* Task prompt
Exclude the pictures, then repeat the remaining data exactly.

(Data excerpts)
--

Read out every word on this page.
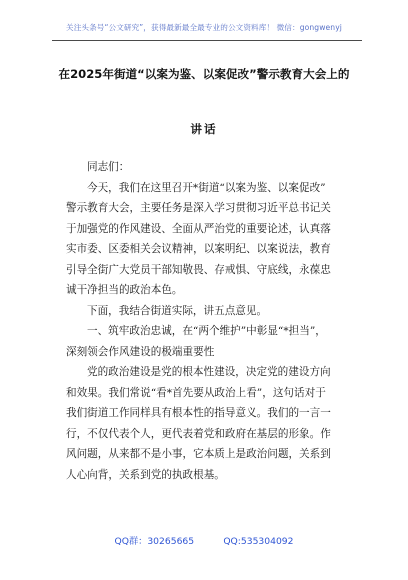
关注头条号“公文研究”，获得最新最全最专业的公文资料库！ 微信：gongwenyj
在2025年街道“以案为鉴、以案促改”警示教育大会上的
讲话
同志们：
今天，我们在这里召开*街道“以案为鉴、以案促改”
警示教育大会，主要任务是深入学习贯彻习近平总书记关
于加强党的作风建设、全面从严治党的重要论述，认真落
实市委、区委相关会议精神，以案明纪、以案说法，教育
引导全街广大党员干部知敬畏、存戒惧、守底线，永葆忠
诚干净担当的政治本色。
下面，我结合街道实际，讲五点意见。
一、筑牢政治忠诚，在“两个维护”中彰显“*担当”，
深刻领会作风建设的极端重要性
党的政治建设是党的根本性建设，决定党的建设方向
和效果。我们常说“看*首先要从政治上看”，这句话对于
我们街道工作同样具有根本性的指导意义。我们的一言一
行，不仅代表个人，更代表着党和政府在基层的形象。作
风问题，从来都不是小事，它本质上是政治问题，关系到
人心向背，关系到党的执政根基。
QQ群：30265665	QQ:535304092
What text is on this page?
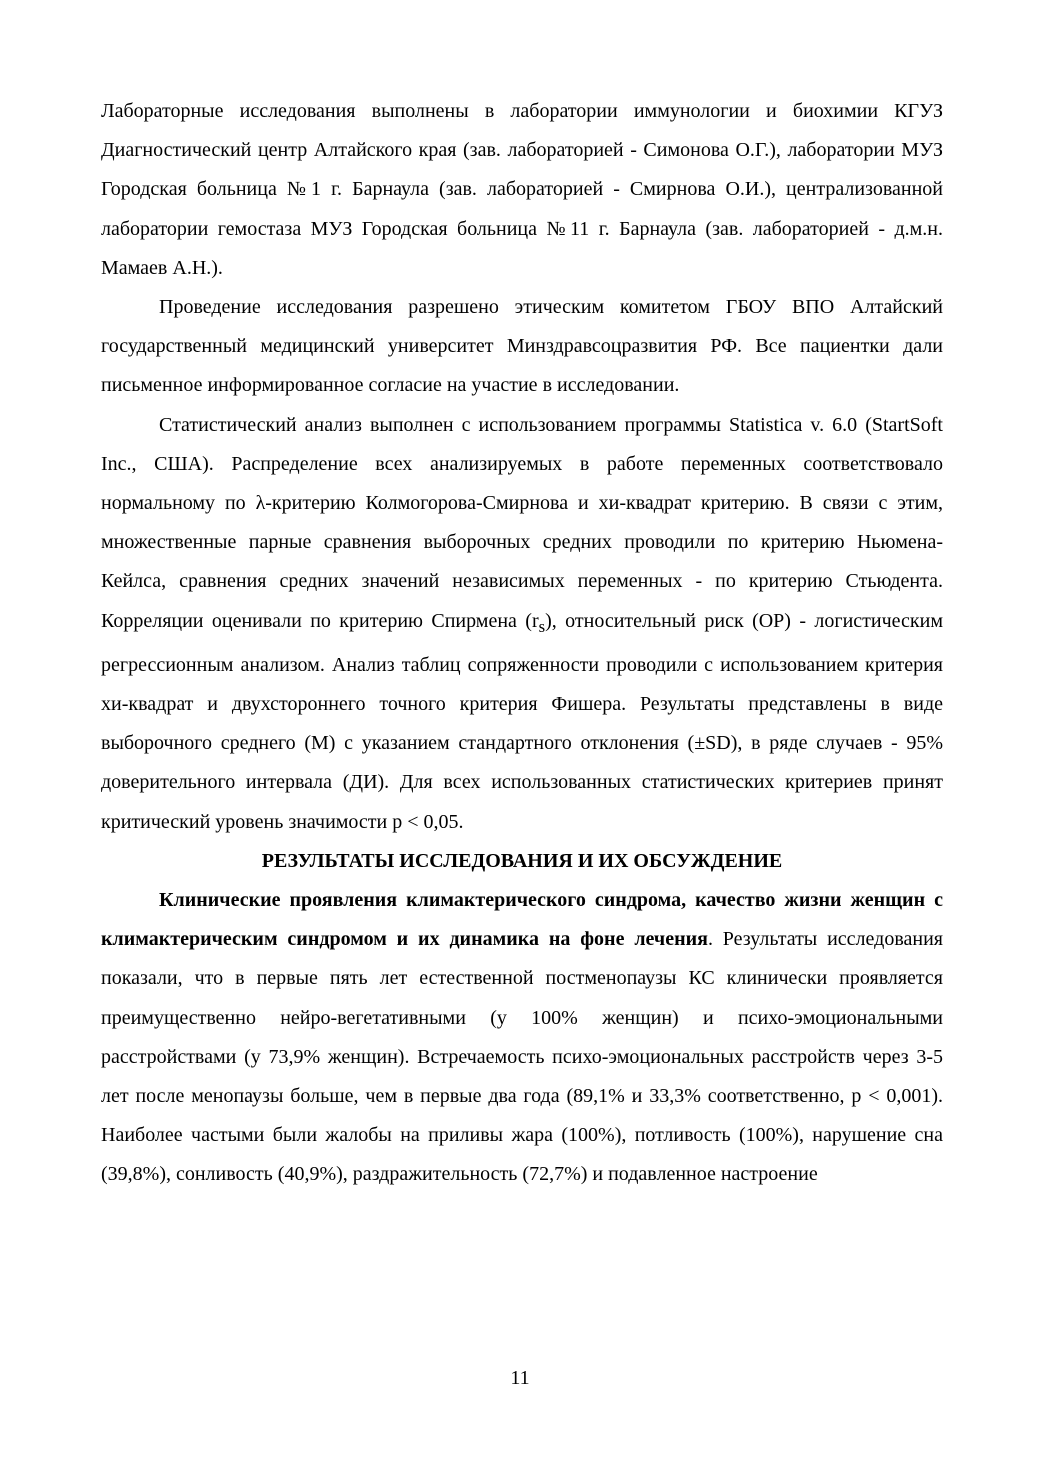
Лабораторные исследования выполнены в лаборатории иммунологии и биохимии КГУЗ Диагностический центр Алтайского края (зав. лабораторией - Симонова О.Г.), лаборатории МУЗ Городская больница №1 г. Барнаула (зав. лабораторией - Смирнова О.И.), централизованной лаборатории гемостаза МУЗ Городская больница №11 г. Барнаула (зав. лабораторией - д.м.н. Мамаев А.Н.).

Проведение исследования разрешено этическим комитетом ГБОУ ВПО Алтайский государственный медицинский университет Минздравсоцразвития РФ. Все пациентки дали письменное информированное согласие на участие в исследовании.

Статистический анализ выполнен с использованием программы Statistica v. 6.0 (StartSoft Inc., США). Распределение всех анализируемых в работе переменных соответствовало нормальному по λ-критерию Колмогорова-Смирнова и хи-квадрат критерию. В связи с этим, множественные парные сравнения выборочных средних проводили по критерию Ньюмена-Кейлса, сравнения средних значений независимых переменных - по критерию Стьюдента. Корреляции оценивали по критерию Спирмена $(r_s)$, относительный риск (ОР) - логистическим регрессионным анализом. Анализ таблиц сопряженности проводили с использованием критерия хи-квадрат и двухстороннего точного критерия Фишера. Результаты представлены в виде выборочного среднего (М) с указанием стандартного отклонения (±SD), в ряде случаев - 95% доверительного интервала (ДИ). Для всех использованных статистических критериев принят критический уровень значимости p < 0,05.

РЕЗУЛЬТАТЫ ИССЛЕДОВАНИЯ И ИХ ОБСУЖДЕНИЕ

Клинические проявления климактерического синдрома, качество жизни женщин с климактерическим синдромом и их динамика на фоне лечения. Результаты исследования показали, что в первые пять лет естественной постменопаузы КС клинически проявляется преимущественно нейро-вегетативными (у 100% женщин) и психо-эмоциональными расстройствами (у 73,9% женщин). Встречаемость психо-эмоциональных расстройств через 3-5 лет после менопаузы больше, чем в первые два года (89,1% и 33,3% соответственно, p < 0,001). Наиболее частыми были жалобы на приливы жара (100%), потливость (100%), нарушение сна (39,8%), сонливость (40,9%), раздражительность (72,7%) и подавленное настроение

11
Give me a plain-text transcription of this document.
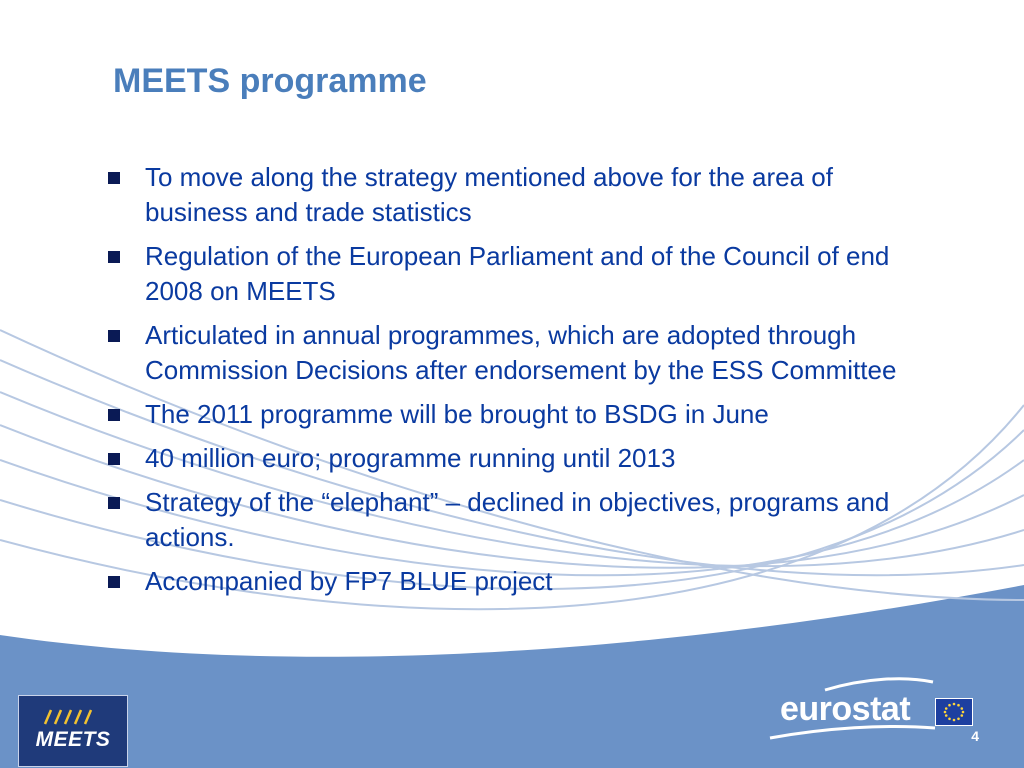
MEETS programme
To move along the strategy mentioned above for the area of business and trade statistics
Regulation of the European Parliament and of the Council of end 2008 on MEETS
Articulated in annual programmes, which are adopted through Commission Decisions after endorsement by the ESS Committee
The 2011 programme will be brought to BSDG in June
40 million euro; programme running until 2013
Strategy of the “elephant” – declined in objectives, programs and actions.
Accompanied by FP7 BLUE project
MEETS
eurostat
4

--

* Answer to the problem
Read out every word on this page.
关注头条号“公文研究”，获得最新最全最专业的公文资料库！ 微信：gongwenyj
在2025年街道“以案为鉴、以案促改”警示教育大会上的
讲话
同志们：
今天，我们在这里召开*街道“以案为鉴、以案促改”
警示教育大会，主要任务是深入学习贯彻习近平总书记关
于加强党的作风建设、全面从严治党的重要论述，认真落
实市委、区委相关会议精神，以案明纪、以案说法，教育
引导全街广大党员干部知敬畏、存戒惧、守底线，永葆忠
诚干净担当的政治本色。
下面，我结合街道实际，讲五点意见。
一、筑牢政治忠诚，在“两个维护”中彰显“*担当”，
深刻领会作风建设的极端重要性
党的政治建设是党的根本性建设，决定党的建设方向
和效果。我们常说“看*首先要从政治上看”，这句话对于
我们街道工作同样具有根本性的指导意义。我们的一言一
行，不仅代表个人，更代表着党和政府在基层的形象。作
风问题，从来都不是小事，它本质上是政治问题，关系到
人心向背，关系到党的执政根基。
QQ群：30265665	QQ:535304092
What text is on this page?
Лабораторные исследования выполнены в лаборатории иммунологии и биохимии КГУЗ Диагностический центр Алтайского края (зав. лабораторией - Симонова О.Г.), лаборатории МУЗ Городская больница №1 г. Барнаула (зав. лабораторией - Смирнова О.И.), централизованной лаборатории гемостаза МУЗ Городская больница №11 г. Барнаула (зав. лабораторией - д.м.н. Мамаев А.Н.).

Проведение исследования разрешено этическим комитетом ГБОУ ВПО Алтайский государственный медицинский университет Минздравсоцразвития РФ. Все пациентки дали письменное информированное согласие на участие в исследовании.

Статистический анализ выполнен с использованием программы Statistica v. 6.0 (StartSoft Inc., США). Распределение всех анализируемых в работе переменных соответствовало нормальному по λ-критерию Колмогорова-Смирнова и хи-квадрат критерию. В связи с этим, множественные парные сравнения выборочных средних проводили по критерию Ньюмена-Кейлса, сравнения средних значений независимых переменных - по критерию Стьюдента. Корреляции оценивали по критерию Спирмена $(r_s)$, относительный риск (ОР) - логистическим регрессионным анализом. Анализ таблиц сопряженности проводили с использованием критерия хи-квадрат и двухстороннего точного критерия Фишера. Результаты представлены в виде выборочного среднего (М) с указанием стандартного отклонения (±SD), в ряде случаев - 95% доверительного интервала (ДИ). Для всех использованных статистических критериев принят критический уровень значимости p < 0,05.

РЕЗУЛЬТАТЫ ИССЛЕДОВАНИЯ И ИХ ОБСУЖДЕНИЕ

Клинические проявления климактерического синдрома, качество жизни женщин с климактерическим синдромом и их динамика на фоне лечения. Результаты исследования показали, что в первые пять лет естественной постменопаузы КС клинически проявляется преимущественно нейро-вегетативными (у 100% женщин) и психо-эмоциональными расстройствами (у 73,9% женщин). Встречаемость психо-эмоциональных расстройств через 3-5 лет после менопаузы больше, чем в первые два года (89,1% и 33,3% соответственно, p < 0,001). Наиболее частыми были жалобы на приливы жара (100%), потливость (100%), нарушение сна (39,8%), сонливость (40,9%), раздражительность (72,7%) и подавленное настроение

11
Give me a plain-text transcription of this document.
MEETS programme
To move along the strategy mentioned above for the area of business and trade statistics
Regulation of the European Parliament and of the Council of end 2008 on MEETS
Articulated in annual programmes, which are adopted through Commission Decisions after endorsement by the ESS Committee
The 2011 programme will be brought to BSDG in June
40 million euro; programme running until 2013
Strategy of the “elephant” – declined in objectives, programs and actions.
Accompanied by FP7 BLUE project
MEETS
eurostat
4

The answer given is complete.